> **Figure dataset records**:
━━━━━━━━

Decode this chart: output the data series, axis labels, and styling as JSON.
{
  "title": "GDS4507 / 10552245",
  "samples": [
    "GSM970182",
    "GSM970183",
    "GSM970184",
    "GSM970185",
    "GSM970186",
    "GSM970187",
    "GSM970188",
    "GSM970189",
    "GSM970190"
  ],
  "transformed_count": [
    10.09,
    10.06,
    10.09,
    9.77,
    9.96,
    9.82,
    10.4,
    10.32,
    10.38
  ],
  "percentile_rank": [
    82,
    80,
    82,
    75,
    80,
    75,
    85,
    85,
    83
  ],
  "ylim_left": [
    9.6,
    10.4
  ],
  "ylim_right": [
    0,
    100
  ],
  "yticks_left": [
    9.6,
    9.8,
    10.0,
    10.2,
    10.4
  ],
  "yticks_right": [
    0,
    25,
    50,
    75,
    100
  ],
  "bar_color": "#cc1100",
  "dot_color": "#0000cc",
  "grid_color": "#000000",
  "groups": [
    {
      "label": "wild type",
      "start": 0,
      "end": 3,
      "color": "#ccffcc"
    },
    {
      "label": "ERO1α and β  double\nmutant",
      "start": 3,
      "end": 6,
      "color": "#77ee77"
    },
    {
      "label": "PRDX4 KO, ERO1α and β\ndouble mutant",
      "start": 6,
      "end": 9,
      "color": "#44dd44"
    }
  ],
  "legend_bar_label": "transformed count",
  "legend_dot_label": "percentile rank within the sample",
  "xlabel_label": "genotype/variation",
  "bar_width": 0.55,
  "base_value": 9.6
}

━━━━━━━━

Repeat every line of the records above exactly.

> **THE ANSWER**:
Decode this chart: output the data series, axis labels, and styling as JSON.
{
  "title": "GDS4507 / 10552245",
  "samples": [
    "GSM970182",
    "GSM970183",
    "GSM970184",
    "GSM970185",
    "GSM970186",
    "GSM970187",
    "GSM970188",
    "GSM970189",
    "GSM970190"
  ],
  "transformed_count": [
    10.09,
    10.06,
    10.09,
    9.77,
    9.96,
    9.82,
    10.4,
    10.32,
    10.38
  ],
  "percentile_rank": [
    82,
    80,
    82,
    75,
    80,
    75,
    85,
    85,
    83
  ],
  "ylim_left": [
    9.6,
    10.4
  ],
  "ylim_right": [
    0,
    100
  ],
  "yticks_left": [
    9.6,
    9.8,
    10.0,
    10.2,
    10.4
  ],
  "yticks_right": [
    0,
    25,
    50,
    75,
    100
  ],
  "bar_color": "#cc1100",
  "dot_color": "#0000cc",
  "grid_color": "#000000",
  "groups": [
    {
      "label": "wild type",
      "start": 0,
      "end": 3,
      "color": "#ccffcc"
    },
    {
      "label": "ERO1α and β  double\nmutant",
      "start": 3,
      "end": 6,
      "color": "#77ee77"
    },
    {
      "label": "PRDX4 KO, ERO1α and β\ndouble mutant",
      "start": 6,
      "end": 9,
      "color": "#44dd44"
    }
  ],
  "legend_bar_label": "transformed count",
  "legend_dot_label": "percentile rank within the sample",
  "xlabel_label": "genotype/variation",
  "bar_width": 0.55,
  "base_value": 9.6
}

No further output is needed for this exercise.